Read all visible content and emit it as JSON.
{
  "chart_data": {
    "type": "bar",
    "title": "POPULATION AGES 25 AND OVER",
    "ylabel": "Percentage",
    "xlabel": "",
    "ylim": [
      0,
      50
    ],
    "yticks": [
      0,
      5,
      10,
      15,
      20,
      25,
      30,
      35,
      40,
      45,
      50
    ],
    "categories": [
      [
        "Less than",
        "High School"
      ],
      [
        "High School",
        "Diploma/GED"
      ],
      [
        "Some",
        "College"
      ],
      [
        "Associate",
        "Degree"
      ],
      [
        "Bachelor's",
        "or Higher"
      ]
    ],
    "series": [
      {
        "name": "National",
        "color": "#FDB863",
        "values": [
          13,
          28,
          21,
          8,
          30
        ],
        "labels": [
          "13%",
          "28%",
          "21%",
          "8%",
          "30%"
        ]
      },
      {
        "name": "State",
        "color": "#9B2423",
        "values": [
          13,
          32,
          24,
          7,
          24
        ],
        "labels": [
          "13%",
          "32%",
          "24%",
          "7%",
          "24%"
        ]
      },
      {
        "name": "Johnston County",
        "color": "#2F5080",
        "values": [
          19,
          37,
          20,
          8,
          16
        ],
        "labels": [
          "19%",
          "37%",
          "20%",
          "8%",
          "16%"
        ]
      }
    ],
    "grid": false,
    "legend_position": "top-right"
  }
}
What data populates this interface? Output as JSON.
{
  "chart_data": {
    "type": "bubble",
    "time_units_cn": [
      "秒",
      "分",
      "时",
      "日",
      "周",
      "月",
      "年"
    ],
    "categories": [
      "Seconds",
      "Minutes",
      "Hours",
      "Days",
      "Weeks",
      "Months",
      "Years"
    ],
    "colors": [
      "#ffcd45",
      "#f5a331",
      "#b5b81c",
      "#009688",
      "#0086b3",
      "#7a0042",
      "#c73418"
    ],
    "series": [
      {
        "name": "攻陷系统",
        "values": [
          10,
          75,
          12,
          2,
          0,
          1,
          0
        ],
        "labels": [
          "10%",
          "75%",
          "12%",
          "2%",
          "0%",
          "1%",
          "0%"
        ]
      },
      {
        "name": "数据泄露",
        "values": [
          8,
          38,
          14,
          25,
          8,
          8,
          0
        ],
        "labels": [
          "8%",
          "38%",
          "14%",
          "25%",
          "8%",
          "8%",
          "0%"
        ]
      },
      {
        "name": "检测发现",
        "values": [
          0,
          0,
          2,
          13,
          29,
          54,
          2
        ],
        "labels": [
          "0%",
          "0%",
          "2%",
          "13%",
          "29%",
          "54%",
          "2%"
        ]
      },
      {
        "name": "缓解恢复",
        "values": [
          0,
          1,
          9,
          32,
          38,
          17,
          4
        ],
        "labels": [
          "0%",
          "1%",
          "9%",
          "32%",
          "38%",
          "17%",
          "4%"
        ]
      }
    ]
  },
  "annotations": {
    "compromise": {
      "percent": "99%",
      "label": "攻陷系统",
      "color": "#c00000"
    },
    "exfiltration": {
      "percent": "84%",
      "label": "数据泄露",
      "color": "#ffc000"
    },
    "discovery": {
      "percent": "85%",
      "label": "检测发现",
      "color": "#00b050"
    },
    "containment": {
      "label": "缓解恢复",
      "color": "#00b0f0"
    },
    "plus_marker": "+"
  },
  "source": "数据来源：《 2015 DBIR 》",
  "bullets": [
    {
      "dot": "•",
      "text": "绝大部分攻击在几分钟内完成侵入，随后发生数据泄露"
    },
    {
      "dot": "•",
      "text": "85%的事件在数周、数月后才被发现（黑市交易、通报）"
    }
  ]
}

--------------------------------

DO THIS ▸
Repeat every record, keeping each word and mark exactly as it is.

ANSWER TO THE PROBLEM ▸
Read all visible content and emit it as JSON.
{
  "chart_data": {
    "type": "bar",
    "title": "POPULATION AGES 25 AND OVER",
    "ylabel": "Percentage",
    "xlabel": "",
    "ylim": [
      0,
      50
    ],
    "yticks": [
      0,
      5,
      10,
      15,
      20,
      25,
      30,
      35,
      40,
      45,
      50
    ],
    "categories": [
      [
        "Less than",
        "High School"
      ],
      [
        "High School",
        "Diploma/GED"
      ],
      [
        "Some",
        "College"
      ],
      [
        "Associate",
        "Degree"
      ],
      [
        "Bachelor's",
        "or Higher"
      ]
    ],
    "series": [
      {
        "name": "National",
        "color": "#FDB863",
        "values": [
          13,
          28,
          21,
          8,
          30
        ],
        "labels": [
          "13%",
          "28%",
          "21%",
          "8%",
          "30%"
        ]
      },
      {
        "name": "State",
        "color": "#9B2423",
        "values": [
          13,
          32,
          24,
          7,
          24
        ],
        "labels": [
          "13%",
          "32%",
          "24%",
          "7%",
          "24%"
        ]
      },
      {
        "name": "Johnston County",
        "color": "#2F5080",
        "values": [
          19,
          37,
          20,
          8,
          16
        ],
        "labels": [
          "19%",
          "37%",
          "20%",
          "8%",
          "16%"
        ]
      }
    ],
    "grid": false,
    "legend_position": "top-right"
  }
}
What data populates this interface? Output as JSON.
{
  "chart_data": {
    "type": "bubble",
    "time_units_cn": [
      "秒",
      "分",
      "时",
      "日",
      "周",
      "月",
      "年"
    ],
    "categories": [
      "Seconds",
      "Minutes",
      "Hours",
      "Days",
      "Weeks",
      "Months",
      "Years"
    ],
    "colors": [
      "#ffcd45",
      "#f5a331",
      "#b5b81c",
      "#009688",
      "#0086b3",
      "#7a0042",
      "#c73418"
    ],
    "series": [
      {
        "name": "攻陷系统",
        "values": [
          10,
          75,
          12,
          2,
          0,
          1,
          0
        ],
        "labels": [
          "10%",
          "75%",
          "12%",
          "2%",
          "0%",
          "1%",
          "0%"
        ]
      },
      {
        "name": "数据泄露",
        "values": [
          8,
          38,
          14,
          25,
          8,
          8,
          0
        ],
        "labels": [
          "8%",
          "38%",
          "14%",
          "25%",
          "8%",
          "8%",
          "0%"
        ]
      },
      {
        "name": "检测发现",
        "values": [
          0,
          0,
          2,
          13,
          29,
          54,
          2
        ],
        "labels": [
          "0%",
          "0%",
          "2%",
          "13%",
          "29%",
          "54%",
          "2%"
        ]
      },
      {
        "name": "缓解恢复",
        "values": [
          0,
          1,
          9,
          32,
          38,
          17,
          4
        ],
        "labels": [
          "0%",
          "1%",
          "9%",
          "32%",
          "38%",
          "17%",
          "4%"
        ]
      }
    ]
  },
  "annotations": {
    "compromise": {
      "percent": "99%",
      "label": "攻陷系统",
      "color": "#c00000"
    },
    "exfiltration": {
      "percent": "84%",
      "label": "数据泄露",
      "color": "#ffc000"
    },
    "discovery": {
      "percent": "85%",
      "label": "检测发现",
      "color": "#00b050"
    },
    "containment": {
      "label": "缓解恢复",
      "color": "#00b0f0"
    },
    "plus_marker": "+"
  },
  "source": "数据来源：《 2015 DBIR 》",
  "bullets": [
    {
      "dot": "•",
      "text": "绝大部分攻击在几分钟内完成侵入，随后发生数据泄露"
    },
    {
      "dot": "•",
      "text": "85%的事件在数周、数月后才被发现（黑市交易、通报）"
    }
  ]
}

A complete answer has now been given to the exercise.